VITROMAR PIECE DYE WORKS, A CORPORATION, PLAINTIFF-APPELLANT,

v.

LAWRENCE OF LONDON, LTD., A CORPORATION, DEFENDANT-APPELLEE.



Appeal from Circuit Court of Cook County, Law Division; the Hon. GLENN T. JOHNSON, Judge, presiding. Affirmed.

TRAPP, P.J.

Rehearing denied February 19, 1970.

Upon trial before the court on a complaint and counterclaim concerning a contract for processing material, the court entered judgments for the defendant as to the complaint and for the plaintiff-counterdefendant upon defendant's counterclaim. Plaintiff appeals.

The record brought to this court contains only the pleadings, the judgment of the trial court and the recorded comments of the trial court on entering judgment.

The complaint alleged that by written contract, plaintiff agreed to waterproof 13,789 3/4 yards of material furnished by defendant to plaintiff for a price of 32 cents per yard, or a total price of $4,630.70, that the goods were processed by plaintiff, returned to defendant and retained by defendant, and that payment had not been received. The answer admitted the foregoing, but alleged that by written contract plaintiff had agreed to waterproof silk cloth in accordance with sample furnished by plaintiff to defendant, that plaintiff failed to waterproof in the manner it agreed to, that plaintiff caused the silk cloth to become tacky and as a result defendant sustained damage. The reply denied the affirmative matter alleged in the answer. Defendant, by a second amended counterclaim, sought damages for additional processing costs incurred in an attempt to eliminate tackiness, additional labor costs on account of working with tacky material, losses attributable to unusable material, losses attributable to sale of coats at less than normal prices, and inability to sell some coats at all, which damages were alleged to be $15,252.20.

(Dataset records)
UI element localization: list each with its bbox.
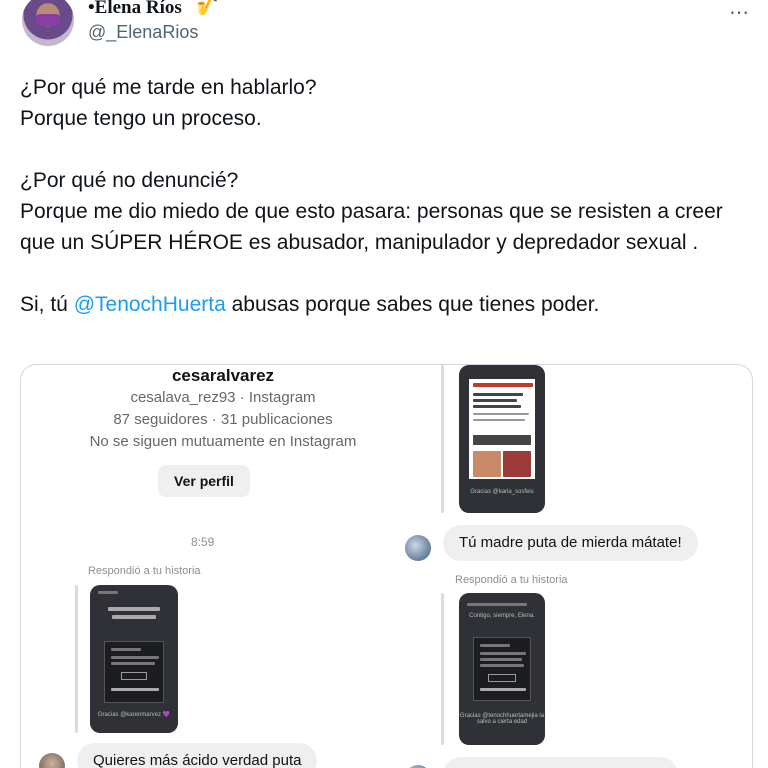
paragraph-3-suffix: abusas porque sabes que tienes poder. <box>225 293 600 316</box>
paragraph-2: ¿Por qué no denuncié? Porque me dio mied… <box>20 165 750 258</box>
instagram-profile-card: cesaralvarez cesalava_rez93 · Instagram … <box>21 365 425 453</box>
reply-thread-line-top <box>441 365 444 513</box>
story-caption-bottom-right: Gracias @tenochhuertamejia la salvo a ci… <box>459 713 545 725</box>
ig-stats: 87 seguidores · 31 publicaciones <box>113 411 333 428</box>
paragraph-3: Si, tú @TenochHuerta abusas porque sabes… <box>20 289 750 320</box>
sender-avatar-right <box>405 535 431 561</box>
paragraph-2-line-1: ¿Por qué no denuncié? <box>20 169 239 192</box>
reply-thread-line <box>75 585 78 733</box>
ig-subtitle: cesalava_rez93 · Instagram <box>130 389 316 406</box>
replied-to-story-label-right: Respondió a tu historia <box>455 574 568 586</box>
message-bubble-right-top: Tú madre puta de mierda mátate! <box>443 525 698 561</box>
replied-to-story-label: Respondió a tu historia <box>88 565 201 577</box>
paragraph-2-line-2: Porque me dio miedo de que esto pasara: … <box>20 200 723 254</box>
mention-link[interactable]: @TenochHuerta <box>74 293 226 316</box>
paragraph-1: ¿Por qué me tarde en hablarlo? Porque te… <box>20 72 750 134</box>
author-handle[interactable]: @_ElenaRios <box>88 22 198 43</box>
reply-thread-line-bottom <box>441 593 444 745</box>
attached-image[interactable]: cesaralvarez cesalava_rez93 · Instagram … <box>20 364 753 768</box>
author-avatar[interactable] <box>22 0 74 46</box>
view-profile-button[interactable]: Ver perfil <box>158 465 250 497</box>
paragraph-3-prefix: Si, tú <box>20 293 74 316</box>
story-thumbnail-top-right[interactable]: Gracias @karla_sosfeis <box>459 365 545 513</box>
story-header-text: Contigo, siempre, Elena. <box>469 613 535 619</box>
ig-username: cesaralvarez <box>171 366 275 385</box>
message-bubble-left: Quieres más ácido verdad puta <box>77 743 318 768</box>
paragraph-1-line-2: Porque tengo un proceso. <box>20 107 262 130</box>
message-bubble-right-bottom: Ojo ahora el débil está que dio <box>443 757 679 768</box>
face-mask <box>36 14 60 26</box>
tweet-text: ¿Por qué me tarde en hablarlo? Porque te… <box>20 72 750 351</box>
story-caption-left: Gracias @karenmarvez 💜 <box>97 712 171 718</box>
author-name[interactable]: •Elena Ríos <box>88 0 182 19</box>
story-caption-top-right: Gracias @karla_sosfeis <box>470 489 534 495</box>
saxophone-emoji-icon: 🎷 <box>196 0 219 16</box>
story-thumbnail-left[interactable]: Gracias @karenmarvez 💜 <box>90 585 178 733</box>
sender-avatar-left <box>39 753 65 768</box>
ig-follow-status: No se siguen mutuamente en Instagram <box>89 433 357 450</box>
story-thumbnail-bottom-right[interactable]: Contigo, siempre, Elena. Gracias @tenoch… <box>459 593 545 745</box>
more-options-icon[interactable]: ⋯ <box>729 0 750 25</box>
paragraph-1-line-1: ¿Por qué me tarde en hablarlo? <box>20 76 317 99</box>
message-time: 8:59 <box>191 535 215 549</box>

...

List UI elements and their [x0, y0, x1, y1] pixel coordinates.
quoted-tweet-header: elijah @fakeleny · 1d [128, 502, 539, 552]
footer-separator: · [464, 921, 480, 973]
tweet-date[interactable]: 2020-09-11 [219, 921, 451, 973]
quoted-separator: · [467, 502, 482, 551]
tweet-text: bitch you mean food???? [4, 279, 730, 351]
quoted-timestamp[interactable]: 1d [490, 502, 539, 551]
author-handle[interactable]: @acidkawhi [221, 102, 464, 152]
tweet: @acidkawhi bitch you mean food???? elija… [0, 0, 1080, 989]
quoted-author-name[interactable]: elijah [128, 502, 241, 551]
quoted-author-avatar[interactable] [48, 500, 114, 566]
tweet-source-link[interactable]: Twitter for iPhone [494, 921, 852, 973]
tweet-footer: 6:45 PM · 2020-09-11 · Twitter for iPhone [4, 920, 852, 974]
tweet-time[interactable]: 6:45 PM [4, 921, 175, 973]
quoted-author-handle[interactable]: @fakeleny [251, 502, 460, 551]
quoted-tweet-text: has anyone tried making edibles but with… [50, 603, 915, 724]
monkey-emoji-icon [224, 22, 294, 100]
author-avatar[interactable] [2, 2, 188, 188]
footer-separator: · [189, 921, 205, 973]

--- EXERCISE REQUIREMENTS ---
- A) Copy the passage from the court opinion word for word, starting at "VITROMAR PIECE DYE" and ending after "TRAPP, P.J.".
- B) According to the court opinion, what price per yard did the plaintiff agree to charge for waterproofing the material?

--- SOLUTIONS BY TASK ---
- A)
VITROMAR PIECE DYE WORKS, A CORPORATION, PLAINTIFF-APPELLANT,

v.

LAWRENCE OF LONDON, LTD., A CORPORATION, DEFENDANT-APPELLEE.



Appeal from Circuit Court of Cook County, Law Division; the Hon. GLENN T. JOHNSON, Judge, presiding. Affirmed.

TRAPP, P.J.

- B) 32 cents per yard